(Data items)
------------------------

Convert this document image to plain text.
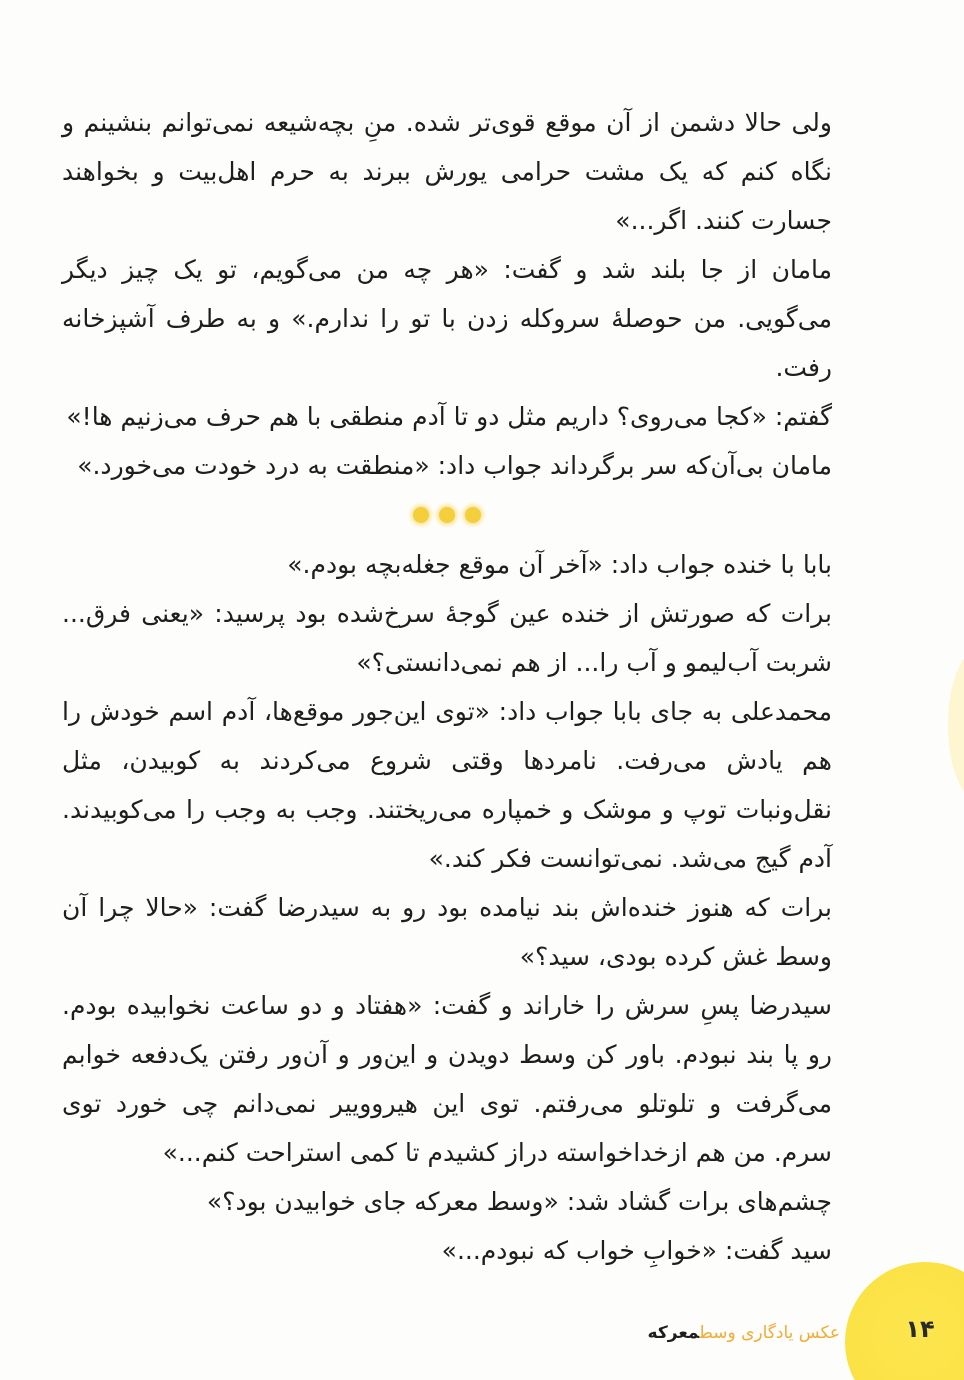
ولی حالا دشمن از آن موقع قوی‌تر شده. منِ بچه‌شیعه نمی‌توانم بنشینم و نگاه کنم که یک مشت حرامی یورش ببرند به حرم اهل‌بیت و بخواهند جسارت کنند. اگر...»

مامان از جا بلند شد و گفت: «هر چه من می‌گویم، تو یک چیز دیگر می‌گویی. من حوصلهٔ سروکله زدن با تو را ندارم.» و به طرف آشپزخانه رفت.

گفتم: «کجا می‌روی؟ داریم مثل دو تا آدم منطقی با هم حرف می‌زنیم ها!»

مامان بی‌آن‌که سر برگرداند جواب داد: «منطقت به درد خودت می‌خورد.»

بابا با خنده جواب داد: «آخر آن موقع جغله‌بچه بودم.»

برات که صورتش از خنده عین گوجهٔ سرخ‌شده بود پرسید: «یعنی فرق... شربت آب‌لیمو و آب را... از هم نمی‌دانستی؟»

محمدعلی به جای بابا جواب داد: «توی این‌جور موقع‌ها، آدم اسم خودش را هم یادش می‌رفت. نامردها وقتی شروع می‌کردند به کوبیدن، مثل نقل‌ونبات توپ و موشک و خمپاره می‌ریختند. وجب به وجب را می‌کوبیدند. آدم گیج می‌شد. نمی‌توانست فکر کند.»

برات که هنوز خنده‌اش بند نیامده بود رو به سیدرضا گفت: «حالا چرا آن وسط غش کرده بودی، سید؟»

سیدرضا پسِ سرش را خاراند و گفت: «هفتاد و دو ساعت نخوابیده بودم. رو پا بند نبودم. باور کن وسط دویدن و این‌ور و آن‌ور رفتن یک‌دفعه خوابم می‌گرفت و تلوتلو می‌رفتم. توی این هیرووییر نمی‌دانم چی خورد توی سرم. من هم ازخداخواسته دراز کشیدم تا کمی استراحت کنم...»

چشم‌های برات گشاد شد: «وسط معرکه جای خوابیدن بود؟»

سید گفت: «خوابِ خواب که نبودم...»

عکس یادگاری وسطمعرکه	۱۴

------------------------

Work instructions
Where a line above holds the string "نبودم", show that line.

Exercise response
سیدرضا پسِ سرش را خاراند و گفت: «هفتاد و دو ساعت نخوابیده بودم. رو پا بند نبودم. باور کن وسط دویدن و این‌ور و آن‌ور رفتن یک‌دفعه خوابم می‌گرفت و تلوتلو می‌رفتم. توی این هیرووییر نمی‌دانم چی خورد توی سرم. من هم ازخداخواسته دراز کشیدم تا کمی استراحت کنم...»
سید گفت: «خوابِ خواب که نبودم...»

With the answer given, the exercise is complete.